■ Instruction
Skip any picture you find and retype all the remaining lines exactly.

■ Listed records

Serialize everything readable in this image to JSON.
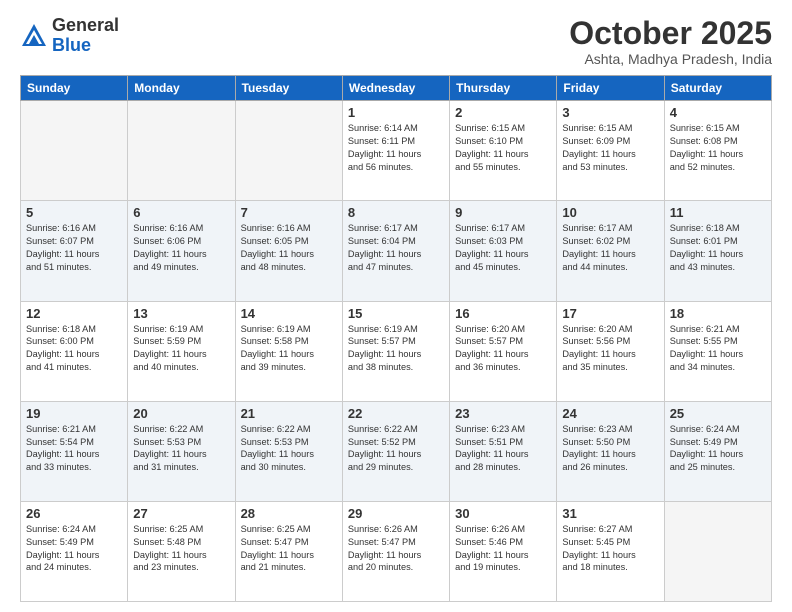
{
  "header": {
    "logo_general": "General",
    "logo_blue": "Blue",
    "month_title": "October 2025",
    "location": "Ashta, Madhya Pradesh, India"
  },
  "weekdays": [
    "Sunday",
    "Monday",
    "Tuesday",
    "Wednesday",
    "Thursday",
    "Friday",
    "Saturday"
  ],
  "weeks": [
    [
      {
        "day": "",
        "info": ""
      },
      {
        "day": "",
        "info": ""
      },
      {
        "day": "",
        "info": ""
      },
      {
        "day": "1",
        "info": "Sunrise: 6:14 AM\nSunset: 6:11 PM\nDaylight: 11 hours\nand 56 minutes."
      },
      {
        "day": "2",
        "info": "Sunrise: 6:15 AM\nSunset: 6:10 PM\nDaylight: 11 hours\nand 55 minutes."
      },
      {
        "day": "3",
        "info": "Sunrise: 6:15 AM\nSunset: 6:09 PM\nDaylight: 11 hours\nand 53 minutes."
      },
      {
        "day": "4",
        "info": "Sunrise: 6:15 AM\nSunset: 6:08 PM\nDaylight: 11 hours\nand 52 minutes."
      }
    ],
    [
      {
        "day": "5",
        "info": "Sunrise: 6:16 AM\nSunset: 6:07 PM\nDaylight: 11 hours\nand 51 minutes."
      },
      {
        "day": "6",
        "info": "Sunrise: 6:16 AM\nSunset: 6:06 PM\nDaylight: 11 hours\nand 49 minutes."
      },
      {
        "day": "7",
        "info": "Sunrise: 6:16 AM\nSunset: 6:05 PM\nDaylight: 11 hours\nand 48 minutes."
      },
      {
        "day": "8",
        "info": "Sunrise: 6:17 AM\nSunset: 6:04 PM\nDaylight: 11 hours\nand 47 minutes."
      },
      {
        "day": "9",
        "info": "Sunrise: 6:17 AM\nSunset: 6:03 PM\nDaylight: 11 hours\nand 45 minutes."
      },
      {
        "day": "10",
        "info": "Sunrise: 6:17 AM\nSunset: 6:02 PM\nDaylight: 11 hours\nand 44 minutes."
      },
      {
        "day": "11",
        "info": "Sunrise: 6:18 AM\nSunset: 6:01 PM\nDaylight: 11 hours\nand 43 minutes."
      }
    ],
    [
      {
        "day": "12",
        "info": "Sunrise: 6:18 AM\nSunset: 6:00 PM\nDaylight: 11 hours\nand 41 minutes."
      },
      {
        "day": "13",
        "info": "Sunrise: 6:19 AM\nSunset: 5:59 PM\nDaylight: 11 hours\nand 40 minutes."
      },
      {
        "day": "14",
        "info": "Sunrise: 6:19 AM\nSunset: 5:58 PM\nDaylight: 11 hours\nand 39 minutes."
      },
      {
        "day": "15",
        "info": "Sunrise: 6:19 AM\nSunset: 5:57 PM\nDaylight: 11 hours\nand 38 minutes."
      },
      {
        "day": "16",
        "info": "Sunrise: 6:20 AM\nSunset: 5:57 PM\nDaylight: 11 hours\nand 36 minutes."
      },
      {
        "day": "17",
        "info": "Sunrise: 6:20 AM\nSunset: 5:56 PM\nDaylight: 11 hours\nand 35 minutes."
      },
      {
        "day": "18",
        "info": "Sunrise: 6:21 AM\nSunset: 5:55 PM\nDaylight: 11 hours\nand 34 minutes."
      }
    ],
    [
      {
        "day": "19",
        "info": "Sunrise: 6:21 AM\nSunset: 5:54 PM\nDaylight: 11 hours\nand 33 minutes."
      },
      {
        "day": "20",
        "info": "Sunrise: 6:22 AM\nSunset: 5:53 PM\nDaylight: 11 hours\nand 31 minutes."
      },
      {
        "day": "21",
        "info": "Sunrise: 6:22 AM\nSunset: 5:53 PM\nDaylight: 11 hours\nand 30 minutes."
      },
      {
        "day": "22",
        "info": "Sunrise: 6:22 AM\nSunset: 5:52 PM\nDaylight: 11 hours\nand 29 minutes."
      },
      {
        "day": "23",
        "info": "Sunrise: 6:23 AM\nSunset: 5:51 PM\nDaylight: 11 hours\nand 28 minutes."
      },
      {
        "day": "24",
        "info": "Sunrise: 6:23 AM\nSunset: 5:50 PM\nDaylight: 11 hours\nand 26 minutes."
      },
      {
        "day": "25",
        "info": "Sunrise: 6:24 AM\nSunset: 5:49 PM\nDaylight: 11 hours\nand 25 minutes."
      }
    ],
    [
      {
        "day": "26",
        "info": "Sunrise: 6:24 AM\nSunset: 5:49 PM\nDaylight: 11 hours\nand 24 minutes."
      },
      {
        "day": "27",
        "info": "Sunrise: 6:25 AM\nSunset: 5:48 PM\nDaylight: 11 hours\nand 23 minutes."
      },
      {
        "day": "28",
        "info": "Sunrise: 6:25 AM\nSunset: 5:47 PM\nDaylight: 11 hours\nand 21 minutes."
      },
      {
        "day": "29",
        "info": "Sunrise: 6:26 AM\nSunset: 5:47 PM\nDaylight: 11 hours\nand 20 minutes."
      },
      {
        "day": "30",
        "info": "Sunrise: 6:26 AM\nSunset: 5:46 PM\nDaylight: 11 hours\nand 19 minutes."
      },
      {
        "day": "31",
        "info": "Sunrise: 6:27 AM\nSunset: 5:45 PM\nDaylight: 11 hours\nand 18 minutes."
      },
      {
        "day": "",
        "info": ""
      }
    ]
  ]
}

■ Written answer
Serialize everything readable in this image to JSON.
{
  "header": {
    "logo_general": "General",
    "logo_blue": "Blue",
    "month_title": "October 2025",
    "location": "Ashta, Madhya Pradesh, India"
  },
  "weekdays": [
    "Sunday",
    "Monday",
    "Tuesday",
    "Wednesday",
    "Thursday",
    "Friday",
    "Saturday"
  ],
  "weeks": [
    [
      {
        "day": "",
        "info": ""
      },
      {
        "day": "",
        "info": ""
      },
      {
        "day": "",
        "info": ""
      },
      {
        "day": "1",
        "info": "Sunrise: 6:14 AM\nSunset: 6:11 PM\nDaylight: 11 hours\nand 56 minutes."
      },
      {
        "day": "2",
        "info": "Sunrise: 6:15 AM\nSunset: 6:10 PM\nDaylight: 11 hours\nand 55 minutes."
      },
      {
        "day": "3",
        "info": "Sunrise: 6:15 AM\nSunset: 6:09 PM\nDaylight: 11 hours\nand 53 minutes."
      },
      {
        "day": "4",
        "info": "Sunrise: 6:15 AM\nSunset: 6:08 PM\nDaylight: 11 hours\nand 52 minutes."
      }
    ],
    [
      {
        "day": "5",
        "info": "Sunrise: 6:16 AM\nSunset: 6:07 PM\nDaylight: 11 hours\nand 51 minutes."
      },
      {
        "day": "6",
        "info": "Sunrise: 6:16 AM\nSunset: 6:06 PM\nDaylight: 11 hours\nand 49 minutes."
      },
      {
        "day": "7",
        "info": "Sunrise: 6:16 AM\nSunset: 6:05 PM\nDaylight: 11 hours\nand 48 minutes."
      },
      {
        "day": "8",
        "info": "Sunrise: 6:17 AM\nSunset: 6:04 PM\nDaylight: 11 hours\nand 47 minutes."
      },
      {
        "day": "9",
        "info": "Sunrise: 6:17 AM\nSunset: 6:03 PM\nDaylight: 11 hours\nand 45 minutes."
      },
      {
        "day": "10",
        "info": "Sunrise: 6:17 AM\nSunset: 6:02 PM\nDaylight: 11 hours\nand 44 minutes."
      },
      {
        "day": "11",
        "info": "Sunrise: 6:18 AM\nSunset: 6:01 PM\nDaylight: 11 hours\nand 43 minutes."
      }
    ],
    [
      {
        "day": "12",
        "info": "Sunrise: 6:18 AM\nSunset: 6:00 PM\nDaylight: 11 hours\nand 41 minutes."
      },
      {
        "day": "13",
        "info": "Sunrise: 6:19 AM\nSunset: 5:59 PM\nDaylight: 11 hours\nand 40 minutes."
      },
      {
        "day": "14",
        "info": "Sunrise: 6:19 AM\nSunset: 5:58 PM\nDaylight: 11 hours\nand 39 minutes."
      },
      {
        "day": "15",
        "info": "Sunrise: 6:19 AM\nSunset: 5:57 PM\nDaylight: 11 hours\nand 38 minutes."
      },
      {
        "day": "16",
        "info": "Sunrise: 6:20 AM\nSunset: 5:57 PM\nDaylight: 11 hours\nand 36 minutes."
      },
      {
        "day": "17",
        "info": "Sunrise: 6:20 AM\nSunset: 5:56 PM\nDaylight: 11 hours\nand 35 minutes."
      },
      {
        "day": "18",
        "info": "Sunrise: 6:21 AM\nSunset: 5:55 PM\nDaylight: 11 hours\nand 34 minutes."
      }
    ],
    [
      {
        "day": "19",
        "info": "Sunrise: 6:21 AM\nSunset: 5:54 PM\nDaylight: 11 hours\nand 33 minutes."
      },
      {
        "day": "20",
        "info": "Sunrise: 6:22 AM\nSunset: 5:53 PM\nDaylight: 11 hours\nand 31 minutes."
      },
      {
        "day": "21",
        "info": "Sunrise: 6:22 AM\nSunset: 5:53 PM\nDaylight: 11 hours\nand 30 minutes."
      },
      {
        "day": "22",
        "info": "Sunrise: 6:22 AM\nSunset: 5:52 PM\nDaylight: 11 hours\nand 29 minutes."
      },
      {
        "day": "23",
        "info": "Sunrise: 6:23 AM\nSunset: 5:51 PM\nDaylight: 11 hours\nand 28 minutes."
      },
      {
        "day": "24",
        "info": "Sunrise: 6:23 AM\nSunset: 5:50 PM\nDaylight: 11 hours\nand 26 minutes."
      },
      {
        "day": "25",
        "info": "Sunrise: 6:24 AM\nSunset: 5:49 PM\nDaylight: 11 hours\nand 25 minutes."
      }
    ],
    [
      {
        "day": "26",
        "info": "Sunrise: 6:24 AM\nSunset: 5:49 PM\nDaylight: 11 hours\nand 24 minutes."
      },
      {
        "day": "27",
        "info": "Sunrise: 6:25 AM\nSunset: 5:48 PM\nDaylight: 11 hours\nand 23 minutes."
      },
      {
        "day": "28",
        "info": "Sunrise: 6:25 AM\nSunset: 5:47 PM\nDaylight: 11 hours\nand 21 minutes."
      },
      {
        "day": "29",
        "info": "Sunrise: 6:26 AM\nSunset: 5:47 PM\nDaylight: 11 hours\nand 20 minutes."
      },
      {
        "day": "30",
        "info": "Sunrise: 6:26 AM\nSunset: 5:46 PM\nDaylight: 11 hours\nand 19 minutes."
      },
      {
        "day": "31",
        "info": "Sunrise: 6:27 AM\nSunset: 5:45 PM\nDaylight: 11 hours\nand 18 minutes."
      },
      {
        "day": "",
        "info": ""
      }
    ]
  ]
}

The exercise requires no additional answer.